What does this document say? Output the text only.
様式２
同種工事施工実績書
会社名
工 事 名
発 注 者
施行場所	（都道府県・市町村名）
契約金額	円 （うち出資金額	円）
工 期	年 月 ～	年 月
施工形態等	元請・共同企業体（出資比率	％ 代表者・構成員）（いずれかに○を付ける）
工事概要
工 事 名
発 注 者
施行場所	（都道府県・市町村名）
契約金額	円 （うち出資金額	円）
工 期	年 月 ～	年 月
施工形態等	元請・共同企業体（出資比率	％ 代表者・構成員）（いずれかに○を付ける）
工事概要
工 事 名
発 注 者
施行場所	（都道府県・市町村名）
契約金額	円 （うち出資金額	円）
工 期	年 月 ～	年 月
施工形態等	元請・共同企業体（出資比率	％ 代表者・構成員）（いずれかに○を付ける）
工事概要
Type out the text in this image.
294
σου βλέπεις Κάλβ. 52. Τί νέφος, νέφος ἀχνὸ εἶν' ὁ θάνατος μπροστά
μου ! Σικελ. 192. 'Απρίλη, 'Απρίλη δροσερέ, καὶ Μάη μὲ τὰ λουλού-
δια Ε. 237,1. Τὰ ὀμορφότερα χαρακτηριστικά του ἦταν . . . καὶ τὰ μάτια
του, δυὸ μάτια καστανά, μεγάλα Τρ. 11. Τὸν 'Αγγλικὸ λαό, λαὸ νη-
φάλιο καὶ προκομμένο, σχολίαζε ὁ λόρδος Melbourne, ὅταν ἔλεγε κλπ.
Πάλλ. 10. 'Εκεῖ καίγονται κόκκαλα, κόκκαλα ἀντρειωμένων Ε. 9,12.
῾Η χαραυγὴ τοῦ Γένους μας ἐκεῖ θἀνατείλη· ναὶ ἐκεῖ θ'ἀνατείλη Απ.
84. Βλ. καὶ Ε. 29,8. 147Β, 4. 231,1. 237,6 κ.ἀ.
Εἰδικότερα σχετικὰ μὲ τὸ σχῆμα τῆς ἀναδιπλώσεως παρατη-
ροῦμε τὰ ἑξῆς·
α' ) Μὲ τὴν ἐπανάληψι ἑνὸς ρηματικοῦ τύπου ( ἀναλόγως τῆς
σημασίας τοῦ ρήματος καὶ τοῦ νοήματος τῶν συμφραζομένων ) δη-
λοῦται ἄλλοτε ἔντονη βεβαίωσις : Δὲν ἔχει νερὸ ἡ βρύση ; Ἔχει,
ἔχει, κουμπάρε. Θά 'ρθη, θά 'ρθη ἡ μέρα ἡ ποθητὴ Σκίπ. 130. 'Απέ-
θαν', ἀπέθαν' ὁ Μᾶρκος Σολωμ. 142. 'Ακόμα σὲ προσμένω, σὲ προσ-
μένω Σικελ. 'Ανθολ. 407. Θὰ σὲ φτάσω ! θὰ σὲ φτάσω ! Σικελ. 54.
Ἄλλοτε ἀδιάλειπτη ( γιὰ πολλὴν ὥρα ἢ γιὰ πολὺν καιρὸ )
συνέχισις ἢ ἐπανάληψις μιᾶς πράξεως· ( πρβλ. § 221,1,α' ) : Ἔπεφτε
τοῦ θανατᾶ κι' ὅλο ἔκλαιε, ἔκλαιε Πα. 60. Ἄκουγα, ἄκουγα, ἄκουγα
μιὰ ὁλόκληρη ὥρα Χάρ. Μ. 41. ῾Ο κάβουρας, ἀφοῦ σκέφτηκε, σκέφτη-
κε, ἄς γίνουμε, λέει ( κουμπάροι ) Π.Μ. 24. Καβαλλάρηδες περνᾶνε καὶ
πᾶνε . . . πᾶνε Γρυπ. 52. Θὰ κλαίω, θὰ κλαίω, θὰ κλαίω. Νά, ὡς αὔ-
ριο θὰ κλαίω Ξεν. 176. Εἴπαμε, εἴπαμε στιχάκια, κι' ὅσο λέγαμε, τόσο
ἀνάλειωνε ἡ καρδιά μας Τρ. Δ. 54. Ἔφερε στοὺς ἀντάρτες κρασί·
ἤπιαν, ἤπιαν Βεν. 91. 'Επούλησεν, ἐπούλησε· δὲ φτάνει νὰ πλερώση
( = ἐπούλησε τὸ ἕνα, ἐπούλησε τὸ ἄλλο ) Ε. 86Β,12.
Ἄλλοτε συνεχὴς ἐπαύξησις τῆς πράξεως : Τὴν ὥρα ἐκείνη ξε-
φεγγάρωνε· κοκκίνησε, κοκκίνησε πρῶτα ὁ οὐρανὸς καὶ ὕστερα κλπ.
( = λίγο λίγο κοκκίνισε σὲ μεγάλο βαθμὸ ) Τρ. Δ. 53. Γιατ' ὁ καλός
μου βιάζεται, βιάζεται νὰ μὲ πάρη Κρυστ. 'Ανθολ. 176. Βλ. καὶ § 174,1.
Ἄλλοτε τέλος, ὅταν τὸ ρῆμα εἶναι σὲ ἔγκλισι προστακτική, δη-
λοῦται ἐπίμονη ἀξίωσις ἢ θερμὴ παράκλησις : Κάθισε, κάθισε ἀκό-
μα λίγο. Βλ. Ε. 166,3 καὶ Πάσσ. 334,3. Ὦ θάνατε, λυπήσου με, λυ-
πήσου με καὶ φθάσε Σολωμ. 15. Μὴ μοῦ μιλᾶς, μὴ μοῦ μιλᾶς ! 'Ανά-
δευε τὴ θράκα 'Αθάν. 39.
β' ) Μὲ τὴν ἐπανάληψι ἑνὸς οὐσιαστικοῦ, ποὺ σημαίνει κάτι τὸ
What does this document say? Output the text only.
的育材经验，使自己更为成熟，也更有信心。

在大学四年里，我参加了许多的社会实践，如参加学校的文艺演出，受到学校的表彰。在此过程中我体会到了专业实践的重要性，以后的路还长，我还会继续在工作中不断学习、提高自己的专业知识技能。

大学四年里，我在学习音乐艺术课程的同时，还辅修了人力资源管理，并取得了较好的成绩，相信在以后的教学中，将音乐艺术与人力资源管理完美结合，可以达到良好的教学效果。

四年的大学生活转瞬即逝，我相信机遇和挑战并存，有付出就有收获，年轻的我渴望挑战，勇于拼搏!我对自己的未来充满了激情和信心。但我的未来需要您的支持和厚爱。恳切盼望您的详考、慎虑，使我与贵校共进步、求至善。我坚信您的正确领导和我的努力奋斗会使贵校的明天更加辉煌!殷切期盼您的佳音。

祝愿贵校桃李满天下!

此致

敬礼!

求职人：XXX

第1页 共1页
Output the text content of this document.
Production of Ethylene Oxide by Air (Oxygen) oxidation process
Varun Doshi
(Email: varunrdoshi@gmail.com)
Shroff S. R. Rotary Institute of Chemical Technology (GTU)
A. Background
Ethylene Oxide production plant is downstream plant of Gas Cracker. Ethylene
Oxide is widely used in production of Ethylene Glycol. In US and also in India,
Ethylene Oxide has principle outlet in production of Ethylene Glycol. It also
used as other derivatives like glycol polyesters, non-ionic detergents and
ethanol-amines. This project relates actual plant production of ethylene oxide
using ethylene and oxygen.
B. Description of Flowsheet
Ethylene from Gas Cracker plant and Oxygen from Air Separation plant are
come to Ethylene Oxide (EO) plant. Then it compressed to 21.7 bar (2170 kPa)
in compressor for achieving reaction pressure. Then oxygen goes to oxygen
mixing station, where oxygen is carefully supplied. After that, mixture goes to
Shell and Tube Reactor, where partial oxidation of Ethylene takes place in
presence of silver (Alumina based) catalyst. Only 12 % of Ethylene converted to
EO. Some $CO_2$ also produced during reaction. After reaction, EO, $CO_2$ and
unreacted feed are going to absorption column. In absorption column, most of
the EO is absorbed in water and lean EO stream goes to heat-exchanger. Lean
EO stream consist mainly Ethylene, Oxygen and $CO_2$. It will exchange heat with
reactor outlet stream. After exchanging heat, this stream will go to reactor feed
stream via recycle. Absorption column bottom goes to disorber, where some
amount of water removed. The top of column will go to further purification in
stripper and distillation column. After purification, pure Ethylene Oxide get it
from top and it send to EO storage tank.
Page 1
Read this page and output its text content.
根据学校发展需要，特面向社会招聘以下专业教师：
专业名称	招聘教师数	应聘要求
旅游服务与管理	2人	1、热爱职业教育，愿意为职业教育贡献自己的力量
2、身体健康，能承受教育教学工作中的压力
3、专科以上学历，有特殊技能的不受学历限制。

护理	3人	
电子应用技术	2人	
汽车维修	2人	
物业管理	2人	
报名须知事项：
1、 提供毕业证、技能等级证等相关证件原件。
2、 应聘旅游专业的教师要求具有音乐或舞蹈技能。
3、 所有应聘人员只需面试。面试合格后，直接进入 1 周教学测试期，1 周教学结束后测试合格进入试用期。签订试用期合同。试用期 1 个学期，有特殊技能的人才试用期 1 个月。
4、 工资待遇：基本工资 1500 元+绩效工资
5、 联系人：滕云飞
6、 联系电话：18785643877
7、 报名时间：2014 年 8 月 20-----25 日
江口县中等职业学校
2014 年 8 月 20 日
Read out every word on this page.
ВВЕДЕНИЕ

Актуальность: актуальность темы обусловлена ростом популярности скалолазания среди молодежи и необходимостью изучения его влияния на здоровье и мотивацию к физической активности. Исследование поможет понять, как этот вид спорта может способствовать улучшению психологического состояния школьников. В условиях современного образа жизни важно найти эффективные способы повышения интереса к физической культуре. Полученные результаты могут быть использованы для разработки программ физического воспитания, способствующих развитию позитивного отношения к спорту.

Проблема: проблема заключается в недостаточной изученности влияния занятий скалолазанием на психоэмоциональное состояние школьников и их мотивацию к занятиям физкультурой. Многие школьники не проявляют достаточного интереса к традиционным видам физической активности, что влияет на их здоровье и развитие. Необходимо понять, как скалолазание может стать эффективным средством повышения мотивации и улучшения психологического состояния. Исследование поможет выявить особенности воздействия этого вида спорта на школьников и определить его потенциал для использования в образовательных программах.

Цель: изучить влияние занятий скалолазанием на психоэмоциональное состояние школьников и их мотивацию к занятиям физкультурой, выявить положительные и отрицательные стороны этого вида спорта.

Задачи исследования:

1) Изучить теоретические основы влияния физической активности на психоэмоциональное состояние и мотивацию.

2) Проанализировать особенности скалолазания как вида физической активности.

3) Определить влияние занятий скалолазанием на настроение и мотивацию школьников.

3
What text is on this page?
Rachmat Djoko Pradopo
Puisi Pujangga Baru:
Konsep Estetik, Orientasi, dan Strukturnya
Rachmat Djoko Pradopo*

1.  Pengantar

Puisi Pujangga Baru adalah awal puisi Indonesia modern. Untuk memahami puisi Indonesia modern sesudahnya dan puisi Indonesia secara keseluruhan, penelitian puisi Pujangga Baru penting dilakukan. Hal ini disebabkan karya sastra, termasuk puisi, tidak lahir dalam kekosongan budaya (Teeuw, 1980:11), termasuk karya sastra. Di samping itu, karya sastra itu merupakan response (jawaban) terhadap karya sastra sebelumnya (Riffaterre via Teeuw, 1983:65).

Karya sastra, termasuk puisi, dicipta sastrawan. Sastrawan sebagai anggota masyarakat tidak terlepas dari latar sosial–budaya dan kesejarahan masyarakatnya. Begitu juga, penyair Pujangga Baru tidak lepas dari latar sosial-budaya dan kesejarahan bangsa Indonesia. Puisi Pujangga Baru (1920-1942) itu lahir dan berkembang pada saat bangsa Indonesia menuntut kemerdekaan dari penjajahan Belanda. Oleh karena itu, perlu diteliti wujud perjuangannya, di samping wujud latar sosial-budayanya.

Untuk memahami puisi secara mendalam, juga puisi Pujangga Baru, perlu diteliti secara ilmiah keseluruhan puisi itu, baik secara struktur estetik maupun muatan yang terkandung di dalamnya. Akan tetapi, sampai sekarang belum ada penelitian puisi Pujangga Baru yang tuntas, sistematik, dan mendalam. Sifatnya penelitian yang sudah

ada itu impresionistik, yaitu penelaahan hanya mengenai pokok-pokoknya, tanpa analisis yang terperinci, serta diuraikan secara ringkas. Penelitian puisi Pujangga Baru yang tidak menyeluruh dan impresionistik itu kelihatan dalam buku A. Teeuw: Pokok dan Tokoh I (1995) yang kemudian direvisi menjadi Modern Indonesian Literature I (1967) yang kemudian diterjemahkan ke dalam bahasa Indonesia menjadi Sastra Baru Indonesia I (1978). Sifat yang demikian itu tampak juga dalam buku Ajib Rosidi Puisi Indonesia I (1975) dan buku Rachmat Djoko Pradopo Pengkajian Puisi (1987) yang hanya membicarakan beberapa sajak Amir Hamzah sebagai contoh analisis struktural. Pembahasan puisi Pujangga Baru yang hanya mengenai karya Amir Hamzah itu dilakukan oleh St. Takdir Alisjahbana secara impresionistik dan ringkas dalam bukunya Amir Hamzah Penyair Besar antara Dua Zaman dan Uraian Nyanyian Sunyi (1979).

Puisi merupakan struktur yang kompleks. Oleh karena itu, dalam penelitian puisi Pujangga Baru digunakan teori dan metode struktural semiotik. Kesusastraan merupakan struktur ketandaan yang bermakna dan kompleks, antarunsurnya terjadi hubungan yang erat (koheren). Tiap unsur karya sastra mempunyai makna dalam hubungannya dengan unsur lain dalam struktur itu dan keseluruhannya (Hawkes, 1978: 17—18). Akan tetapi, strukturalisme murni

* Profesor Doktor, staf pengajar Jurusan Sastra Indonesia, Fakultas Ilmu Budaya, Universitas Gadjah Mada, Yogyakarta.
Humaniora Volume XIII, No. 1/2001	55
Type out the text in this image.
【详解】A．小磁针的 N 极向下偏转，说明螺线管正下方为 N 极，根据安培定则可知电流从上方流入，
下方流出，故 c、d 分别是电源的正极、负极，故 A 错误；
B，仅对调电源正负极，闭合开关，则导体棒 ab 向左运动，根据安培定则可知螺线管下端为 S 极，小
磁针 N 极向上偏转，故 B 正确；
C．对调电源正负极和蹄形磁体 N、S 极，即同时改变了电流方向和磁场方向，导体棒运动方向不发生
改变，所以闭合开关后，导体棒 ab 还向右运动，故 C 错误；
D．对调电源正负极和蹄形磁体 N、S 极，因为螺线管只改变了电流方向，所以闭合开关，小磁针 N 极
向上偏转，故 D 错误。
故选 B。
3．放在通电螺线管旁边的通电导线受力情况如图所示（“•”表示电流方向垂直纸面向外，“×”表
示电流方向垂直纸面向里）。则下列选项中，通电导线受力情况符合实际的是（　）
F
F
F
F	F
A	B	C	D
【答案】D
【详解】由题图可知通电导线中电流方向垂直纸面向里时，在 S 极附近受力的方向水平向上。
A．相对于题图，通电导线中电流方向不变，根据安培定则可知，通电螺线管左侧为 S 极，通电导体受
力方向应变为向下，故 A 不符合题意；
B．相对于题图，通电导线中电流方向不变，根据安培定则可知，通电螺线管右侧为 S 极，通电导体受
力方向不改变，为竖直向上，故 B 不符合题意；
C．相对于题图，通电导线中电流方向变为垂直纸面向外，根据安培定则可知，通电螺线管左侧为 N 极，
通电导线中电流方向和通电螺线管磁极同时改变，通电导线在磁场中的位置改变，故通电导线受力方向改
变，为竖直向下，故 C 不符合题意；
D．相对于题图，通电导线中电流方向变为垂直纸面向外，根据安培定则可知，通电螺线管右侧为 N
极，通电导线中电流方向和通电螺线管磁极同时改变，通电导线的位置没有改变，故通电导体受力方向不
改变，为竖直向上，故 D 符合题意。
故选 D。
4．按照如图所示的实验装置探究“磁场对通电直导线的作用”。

[The request]: Track down every line of the material containing the string "plant", and copy it.

[Final result]:
Ethylene Oxide production plant is downstream plant of Gas Cracker. Ethylene
ethanol-amines. This project relates actual plant production of ethylene oxide
Ethylene from Gas Cracker plant and Oxygen from Air Separation plant are
come to Ethylene Oxide (EO) plant. Then it compressed to 21.7 bar (2170 kPa)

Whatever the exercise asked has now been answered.